Write out all the lines again, precisely as they stand, but without the images.

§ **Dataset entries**
══════════════════════════════

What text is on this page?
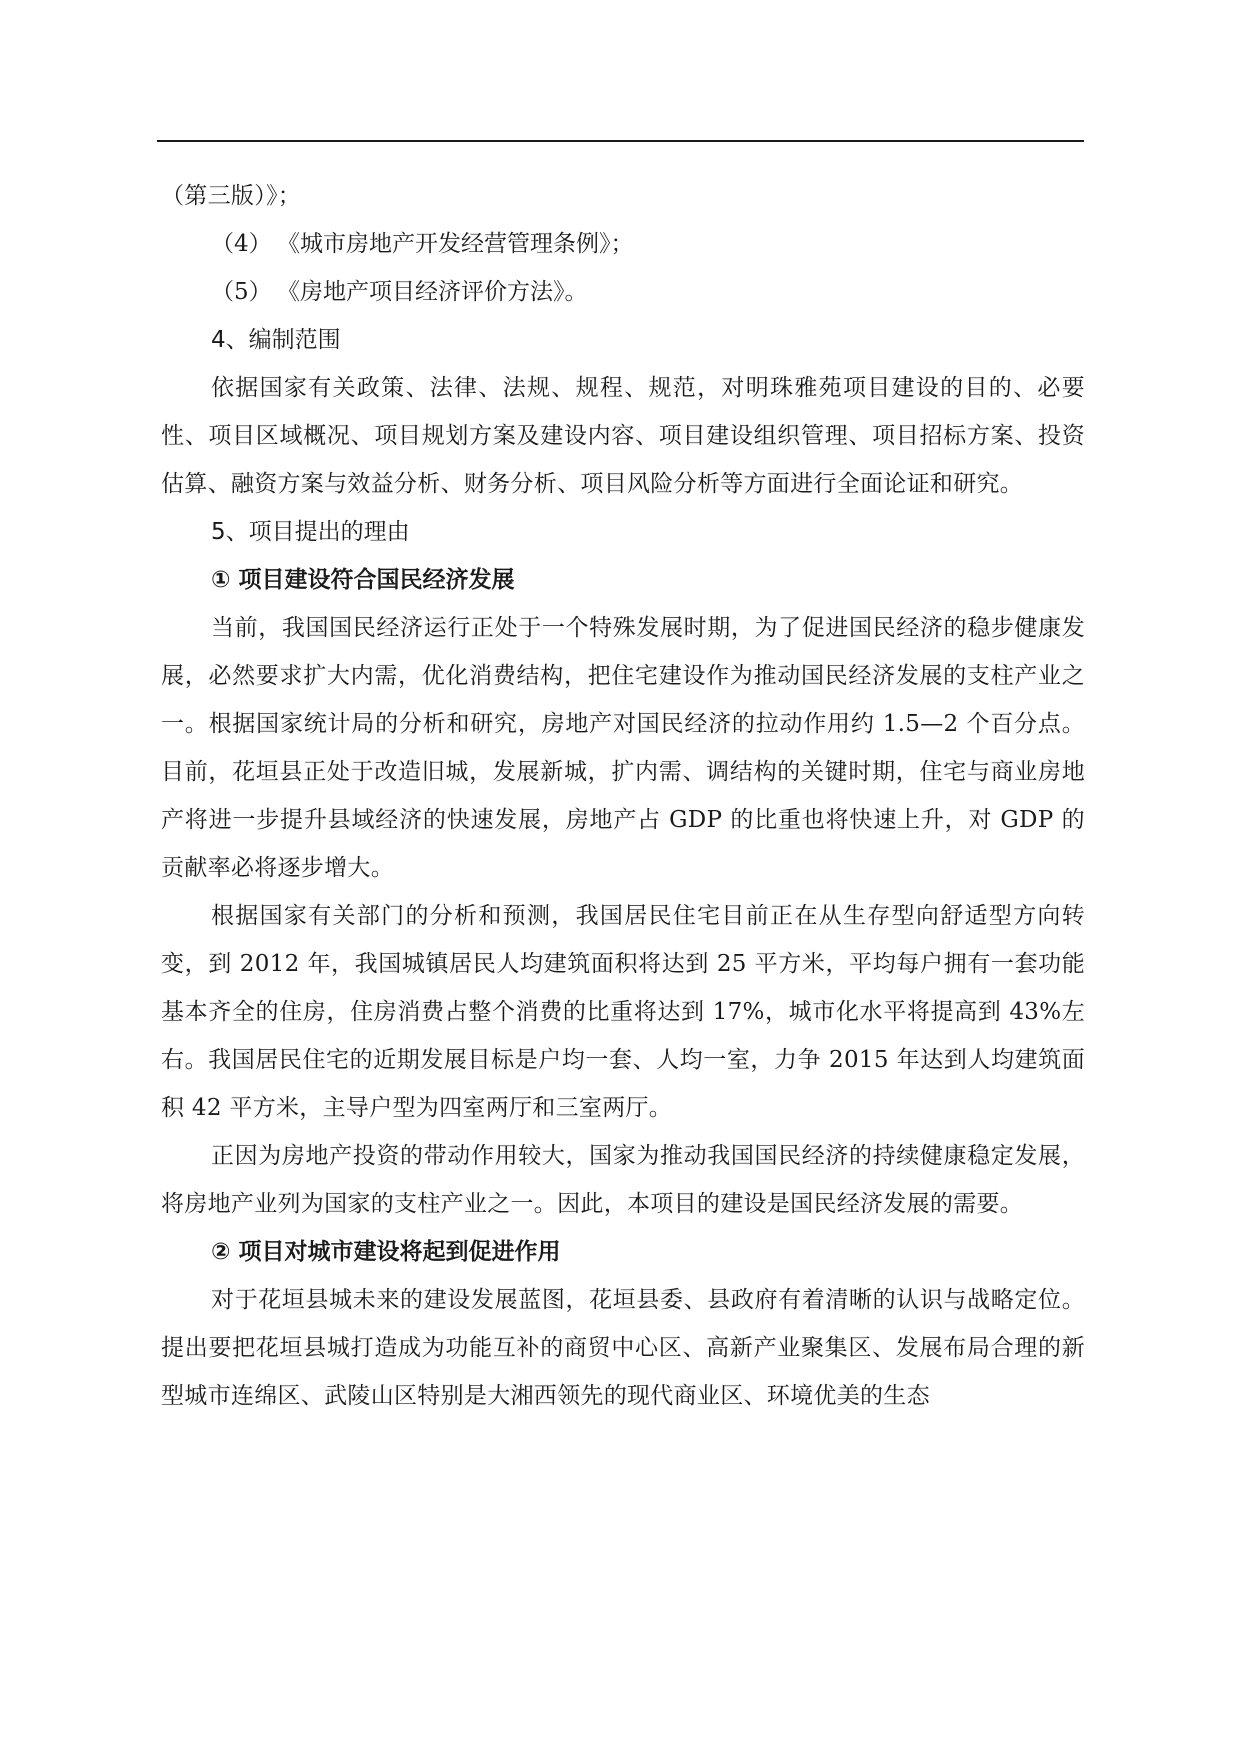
（第三版）》；

（4） 《城市房地产开发经营管理条例》；

（5） 《房地产项目经济评价方法》。

4、编制范围

依据国家有关政策、法律、法规、规程、规范，对明珠雅苑项目建设的目的、必要性、项目区域概况、项目规划方案及建设内容、项目建设组织管理、项目招标方案、投资估算、融资方案与效益分析、财务分析、项目风险分析等方面进行全面论证和研究。

5、项目提出的理由

① 项目建设符合国民经济发展

当前，我国国民经济运行正处于一个特殊发展时期，为了促进国民经济的稳步健康发展，必然要求扩大内需，优化消费结构，把住宅建设作为推动国民经济发展的支柱产业之一。根据国家统计局的分析和研究，房地产对国民经济的拉动作用约 1.5—2 个百分点。目前，花垣县正处于改造旧城，发展新城，扩内需、调结构的关键时期，住宅与商业房地产将进一步提升县域经济的快速发展，房地产占 GDP 的比重也将快速上升，对 GDP 的贡献率必将逐步增大。

根据国家有关部门的分析和预测，我国居民住宅目前正在从生存型向舒适型方向转变，到 2012 年，我国城镇居民人均建筑面积将达到 25 平方米，平均每户拥有一套功能基本齐全的住房，住房消费占整个消费的比重将达到 17%，城市化水平将提高到 43%左右。我国居民住宅的近期发展目标是户均一套、人均一室，力争 2015 年达到人均建筑面积 42 平方米，主导户型为四室两厅和三室两厅。

正因为房地产投资的带动作用较大，国家为推动我国国民经济的持续健康稳定发展，将房地产业列为国家的支柱产业之一。因此，本项目的建设是国民经济发展的需要。

② 项目对城市建设将起到促进作用

对于花垣县城未来的建设发展蓝图，花垣县委、县政府有着清晰的认识与战略定位。提出要把花垣县城打造成为功能互补的商贸中心区、高新产业聚集区、发展布局合理的新型城市连绵区、武陵山区特别是大湘西领先的现代商业区、环境优美的生态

══════════════════════════════

§ **IN RESPONSE**
What text is on this page?
（第三版）》；

（4） 《城市房地产开发经营管理条例》；

（5） 《房地产项目经济评价方法》。

4、编制范围

依据国家有关政策、法律、法规、规程、规范，对明珠雅苑项目建设的目的、必要性、项目区域概况、项目规划方案及建设内容、项目建设组织管理、项目招标方案、投资估算、融资方案与效益分析、财务分析、项目风险分析等方面进行全面论证和研究。

5、项目提出的理由

① 项目建设符合国民经济发展

当前，我国国民经济运行正处于一个特殊发展时期，为了促进国民经济的稳步健康发展，必然要求扩大内需，优化消费结构，把住宅建设作为推动国民经济发展的支柱产业之一。根据国家统计局的分析和研究，房地产对国民经济的拉动作用约 1.5—2 个百分点。目前，花垣县正处于改造旧城，发展新城，扩内需、调结构的关键时期，住宅与商业房地产将进一步提升县域经济的快速发展，房地产占 GDP 的比重也将快速上升，对 GDP 的贡献率必将逐步增大。

根据国家有关部门的分析和预测，我国居民住宅目前正在从生存型向舒适型方向转变，到 2012 年，我国城镇居民人均建筑面积将达到 25 平方米，平均每户拥有一套功能基本齐全的住房，住房消费占整个消费的比重将达到 17%，城市化水平将提高到 43%左右。我国居民住宅的近期发展目标是户均一套、人均一室，力争 2015 年达到人均建筑面积 42 平方米，主导户型为四室两厅和三室两厅。

正因为房地产投资的带动作用较大，国家为推动我国国民经济的持续健康稳定发展，将房地产业列为国家的支柱产业之一。因此，本项目的建设是国民经济发展的需要。

② 项目对城市建设将起到促进作用

对于花垣县城未来的建设发展蓝图，花垣县委、县政府有着清晰的认识与战略定位。提出要把花垣县城打造成为功能互补的商贸中心区、高新产业聚集区、发展布局合理的新型城市连绵区、武陵山区特别是大湘西领先的现代商业区、环境优美的生态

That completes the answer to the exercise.